> [Work to be completed]: Whenever a line below holds the word "icon", copy that line.
----
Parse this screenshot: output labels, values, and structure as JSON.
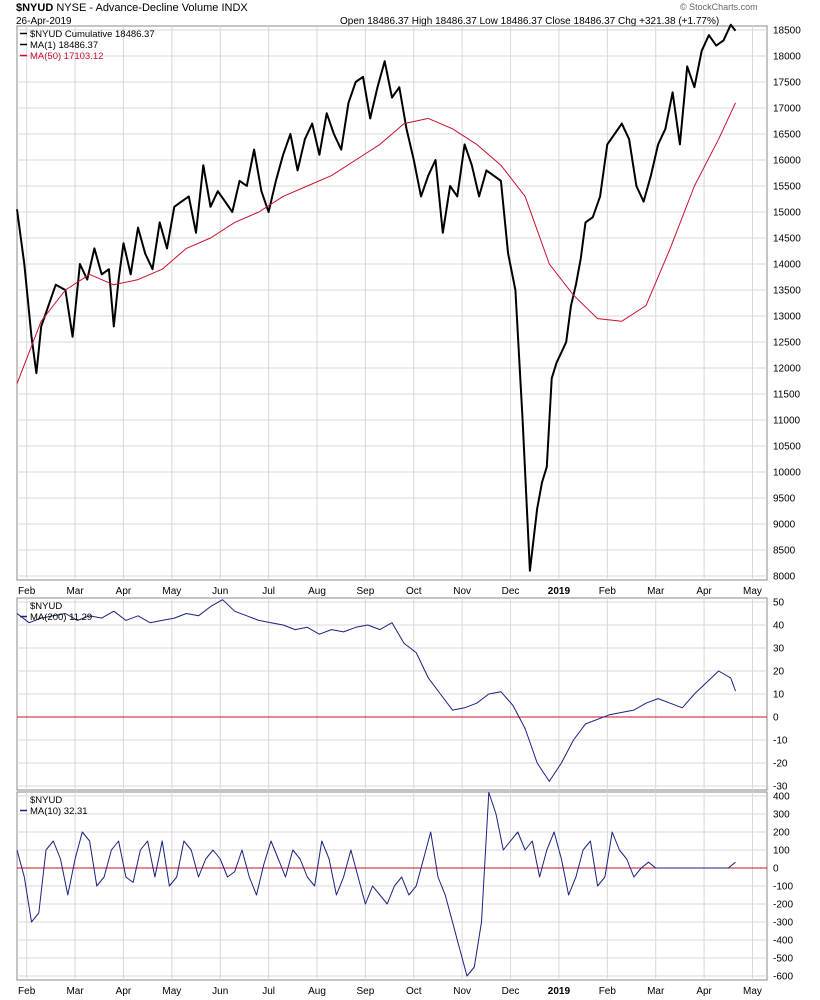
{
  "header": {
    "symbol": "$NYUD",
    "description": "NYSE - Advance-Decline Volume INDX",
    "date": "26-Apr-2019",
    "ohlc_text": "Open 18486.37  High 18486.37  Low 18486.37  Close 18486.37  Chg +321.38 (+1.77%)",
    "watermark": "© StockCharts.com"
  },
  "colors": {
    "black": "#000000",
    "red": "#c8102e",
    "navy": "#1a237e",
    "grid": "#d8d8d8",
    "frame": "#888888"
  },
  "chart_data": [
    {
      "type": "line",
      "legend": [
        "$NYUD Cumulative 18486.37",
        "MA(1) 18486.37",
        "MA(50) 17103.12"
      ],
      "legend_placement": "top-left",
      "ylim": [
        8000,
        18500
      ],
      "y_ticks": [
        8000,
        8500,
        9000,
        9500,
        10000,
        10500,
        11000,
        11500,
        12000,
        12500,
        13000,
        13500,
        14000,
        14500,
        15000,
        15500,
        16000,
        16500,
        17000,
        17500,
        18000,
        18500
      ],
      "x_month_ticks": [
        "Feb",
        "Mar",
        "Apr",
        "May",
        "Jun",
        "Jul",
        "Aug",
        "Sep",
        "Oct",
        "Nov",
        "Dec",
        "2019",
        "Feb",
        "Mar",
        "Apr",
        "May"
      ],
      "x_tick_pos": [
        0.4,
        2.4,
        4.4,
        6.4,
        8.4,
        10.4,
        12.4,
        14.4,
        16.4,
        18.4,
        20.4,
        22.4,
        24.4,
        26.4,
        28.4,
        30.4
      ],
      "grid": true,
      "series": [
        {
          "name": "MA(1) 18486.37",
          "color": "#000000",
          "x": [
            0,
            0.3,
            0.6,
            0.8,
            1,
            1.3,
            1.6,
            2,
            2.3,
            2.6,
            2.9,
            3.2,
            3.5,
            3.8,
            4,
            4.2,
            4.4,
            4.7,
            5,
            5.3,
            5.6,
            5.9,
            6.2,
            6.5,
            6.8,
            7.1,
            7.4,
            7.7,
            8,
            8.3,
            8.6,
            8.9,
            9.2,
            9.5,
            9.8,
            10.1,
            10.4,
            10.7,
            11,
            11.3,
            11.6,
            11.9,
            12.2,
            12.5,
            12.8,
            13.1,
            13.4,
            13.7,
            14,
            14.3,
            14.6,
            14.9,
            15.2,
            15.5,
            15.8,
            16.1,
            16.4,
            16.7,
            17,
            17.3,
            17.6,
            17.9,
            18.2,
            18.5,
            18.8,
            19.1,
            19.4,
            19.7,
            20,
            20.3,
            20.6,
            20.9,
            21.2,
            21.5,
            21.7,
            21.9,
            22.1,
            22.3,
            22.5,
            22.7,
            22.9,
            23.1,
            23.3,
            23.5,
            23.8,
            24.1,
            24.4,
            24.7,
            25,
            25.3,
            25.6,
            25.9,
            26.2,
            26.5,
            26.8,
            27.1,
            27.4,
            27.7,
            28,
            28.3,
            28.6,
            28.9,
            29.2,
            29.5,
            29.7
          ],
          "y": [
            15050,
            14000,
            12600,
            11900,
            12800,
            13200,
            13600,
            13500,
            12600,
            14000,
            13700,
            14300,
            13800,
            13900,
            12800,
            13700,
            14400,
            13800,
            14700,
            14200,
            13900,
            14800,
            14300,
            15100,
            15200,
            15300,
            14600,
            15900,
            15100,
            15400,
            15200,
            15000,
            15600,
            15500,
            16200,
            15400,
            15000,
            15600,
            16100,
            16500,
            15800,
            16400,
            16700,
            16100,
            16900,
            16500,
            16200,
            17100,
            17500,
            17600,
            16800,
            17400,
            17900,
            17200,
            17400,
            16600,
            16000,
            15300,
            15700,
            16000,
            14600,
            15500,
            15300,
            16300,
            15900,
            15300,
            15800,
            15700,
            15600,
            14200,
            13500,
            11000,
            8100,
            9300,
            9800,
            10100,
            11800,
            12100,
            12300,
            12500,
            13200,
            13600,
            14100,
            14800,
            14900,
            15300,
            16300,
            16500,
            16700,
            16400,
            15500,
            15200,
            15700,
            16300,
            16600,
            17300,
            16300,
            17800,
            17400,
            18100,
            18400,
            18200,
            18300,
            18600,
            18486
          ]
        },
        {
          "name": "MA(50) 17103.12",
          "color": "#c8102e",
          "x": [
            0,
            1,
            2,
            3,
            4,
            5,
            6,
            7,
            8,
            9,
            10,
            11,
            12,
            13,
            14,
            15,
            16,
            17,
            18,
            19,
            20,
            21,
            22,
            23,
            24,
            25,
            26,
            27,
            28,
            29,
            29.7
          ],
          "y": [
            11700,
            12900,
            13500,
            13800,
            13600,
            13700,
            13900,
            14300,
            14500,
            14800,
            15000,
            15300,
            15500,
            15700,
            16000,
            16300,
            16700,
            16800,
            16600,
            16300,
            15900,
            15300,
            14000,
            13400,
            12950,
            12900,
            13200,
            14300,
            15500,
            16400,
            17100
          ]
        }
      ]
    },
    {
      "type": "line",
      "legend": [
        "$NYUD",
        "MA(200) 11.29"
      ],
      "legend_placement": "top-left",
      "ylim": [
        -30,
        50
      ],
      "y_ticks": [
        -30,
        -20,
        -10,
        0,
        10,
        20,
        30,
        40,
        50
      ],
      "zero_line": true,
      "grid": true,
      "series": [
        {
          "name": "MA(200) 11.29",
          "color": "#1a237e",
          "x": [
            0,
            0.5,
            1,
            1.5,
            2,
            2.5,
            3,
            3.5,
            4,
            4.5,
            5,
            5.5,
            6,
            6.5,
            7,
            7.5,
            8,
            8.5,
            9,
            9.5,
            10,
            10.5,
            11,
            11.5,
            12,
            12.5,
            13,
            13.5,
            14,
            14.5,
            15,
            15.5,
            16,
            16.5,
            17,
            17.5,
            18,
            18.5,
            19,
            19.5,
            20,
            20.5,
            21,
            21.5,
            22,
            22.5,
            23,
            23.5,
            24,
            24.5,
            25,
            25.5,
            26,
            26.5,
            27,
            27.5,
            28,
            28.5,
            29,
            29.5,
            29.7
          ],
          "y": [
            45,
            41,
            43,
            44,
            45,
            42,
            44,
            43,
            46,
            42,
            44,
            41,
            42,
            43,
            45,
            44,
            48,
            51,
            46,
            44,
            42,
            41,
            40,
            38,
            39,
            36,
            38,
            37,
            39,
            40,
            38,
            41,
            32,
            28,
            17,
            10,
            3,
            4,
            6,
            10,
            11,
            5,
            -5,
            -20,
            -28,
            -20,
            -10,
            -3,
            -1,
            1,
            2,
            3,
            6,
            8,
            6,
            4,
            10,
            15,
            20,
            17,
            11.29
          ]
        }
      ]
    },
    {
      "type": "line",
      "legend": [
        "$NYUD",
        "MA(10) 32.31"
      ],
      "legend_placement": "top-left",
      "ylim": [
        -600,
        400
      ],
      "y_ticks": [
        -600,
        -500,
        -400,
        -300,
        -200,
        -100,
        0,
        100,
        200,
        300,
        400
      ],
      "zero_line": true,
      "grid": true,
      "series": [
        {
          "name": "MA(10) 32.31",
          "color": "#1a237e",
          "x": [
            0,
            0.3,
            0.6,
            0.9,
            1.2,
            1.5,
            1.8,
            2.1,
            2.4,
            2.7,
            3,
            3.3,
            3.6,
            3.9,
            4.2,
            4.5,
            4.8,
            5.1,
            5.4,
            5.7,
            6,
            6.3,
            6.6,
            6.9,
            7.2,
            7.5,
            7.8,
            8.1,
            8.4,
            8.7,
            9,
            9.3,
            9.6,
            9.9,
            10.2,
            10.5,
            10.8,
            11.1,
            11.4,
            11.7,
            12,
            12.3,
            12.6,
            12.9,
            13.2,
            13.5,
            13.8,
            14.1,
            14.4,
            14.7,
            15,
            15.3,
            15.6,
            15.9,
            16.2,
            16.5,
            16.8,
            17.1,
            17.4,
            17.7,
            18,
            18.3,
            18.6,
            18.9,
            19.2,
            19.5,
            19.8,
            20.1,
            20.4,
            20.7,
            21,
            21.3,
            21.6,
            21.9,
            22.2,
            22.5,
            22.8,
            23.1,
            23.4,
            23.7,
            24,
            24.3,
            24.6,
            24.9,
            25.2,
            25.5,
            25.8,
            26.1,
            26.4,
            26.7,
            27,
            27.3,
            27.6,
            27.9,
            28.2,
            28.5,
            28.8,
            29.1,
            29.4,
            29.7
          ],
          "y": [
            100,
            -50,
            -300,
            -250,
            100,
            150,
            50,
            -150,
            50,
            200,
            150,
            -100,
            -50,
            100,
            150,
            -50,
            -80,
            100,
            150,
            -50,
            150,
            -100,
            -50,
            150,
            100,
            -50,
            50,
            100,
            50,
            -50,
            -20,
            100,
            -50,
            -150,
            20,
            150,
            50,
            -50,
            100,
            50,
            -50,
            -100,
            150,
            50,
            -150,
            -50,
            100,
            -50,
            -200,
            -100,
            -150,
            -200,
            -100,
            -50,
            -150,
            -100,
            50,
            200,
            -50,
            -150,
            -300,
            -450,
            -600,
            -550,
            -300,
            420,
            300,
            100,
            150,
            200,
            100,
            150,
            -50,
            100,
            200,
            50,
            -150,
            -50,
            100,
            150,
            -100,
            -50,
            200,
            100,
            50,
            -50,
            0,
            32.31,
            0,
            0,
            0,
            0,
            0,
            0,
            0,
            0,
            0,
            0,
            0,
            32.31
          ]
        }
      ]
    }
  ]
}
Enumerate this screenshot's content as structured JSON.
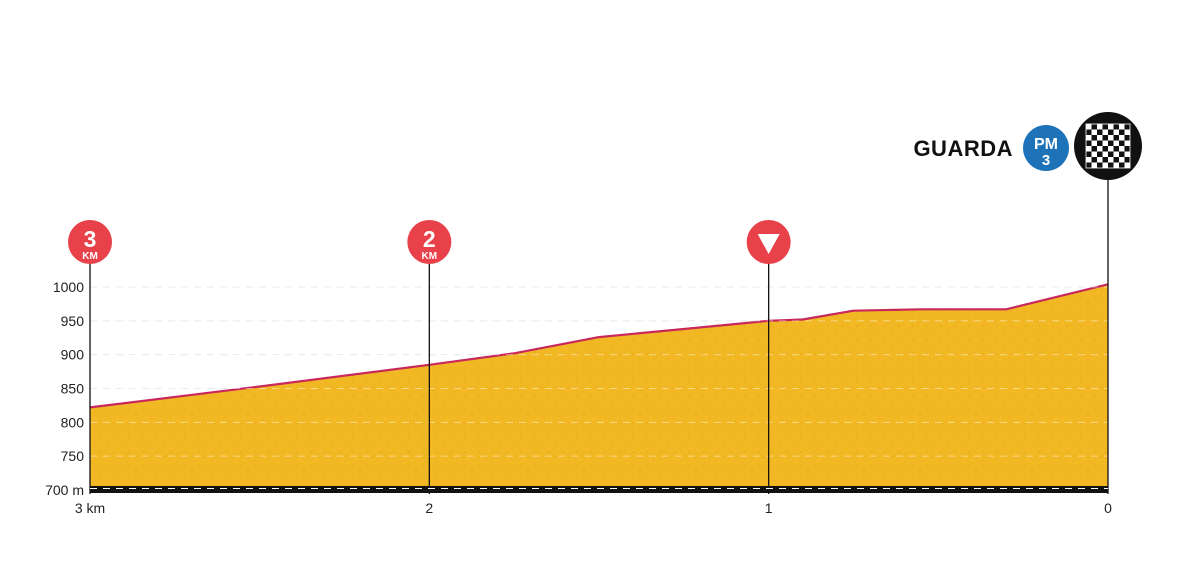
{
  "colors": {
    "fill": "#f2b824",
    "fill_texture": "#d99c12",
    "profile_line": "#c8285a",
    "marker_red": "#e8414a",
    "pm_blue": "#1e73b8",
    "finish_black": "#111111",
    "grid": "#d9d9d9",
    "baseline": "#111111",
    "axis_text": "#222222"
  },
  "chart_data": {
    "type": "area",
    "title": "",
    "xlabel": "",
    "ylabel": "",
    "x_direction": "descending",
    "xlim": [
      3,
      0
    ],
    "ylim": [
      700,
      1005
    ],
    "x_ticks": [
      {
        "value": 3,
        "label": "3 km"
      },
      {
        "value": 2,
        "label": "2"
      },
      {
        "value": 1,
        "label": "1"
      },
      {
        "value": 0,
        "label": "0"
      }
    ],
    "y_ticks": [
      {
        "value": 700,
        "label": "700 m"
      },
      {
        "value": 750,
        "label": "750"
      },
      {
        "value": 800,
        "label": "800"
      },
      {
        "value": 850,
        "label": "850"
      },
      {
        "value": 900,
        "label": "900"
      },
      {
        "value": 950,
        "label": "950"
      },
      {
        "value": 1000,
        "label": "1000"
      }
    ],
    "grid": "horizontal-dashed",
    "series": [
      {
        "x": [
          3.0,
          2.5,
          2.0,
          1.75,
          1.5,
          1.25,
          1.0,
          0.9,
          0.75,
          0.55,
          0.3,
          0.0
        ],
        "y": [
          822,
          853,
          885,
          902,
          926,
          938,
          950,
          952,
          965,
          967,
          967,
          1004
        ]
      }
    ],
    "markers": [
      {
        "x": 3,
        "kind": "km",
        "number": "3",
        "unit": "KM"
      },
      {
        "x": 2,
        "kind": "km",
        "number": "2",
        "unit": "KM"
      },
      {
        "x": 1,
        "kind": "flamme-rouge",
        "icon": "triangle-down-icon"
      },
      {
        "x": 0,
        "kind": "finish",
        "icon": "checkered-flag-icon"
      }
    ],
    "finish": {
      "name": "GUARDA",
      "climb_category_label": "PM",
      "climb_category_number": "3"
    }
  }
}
----
> [Written response]:
        "icon": "triangle-down-icon"
        "icon": "checkered-flag-icon"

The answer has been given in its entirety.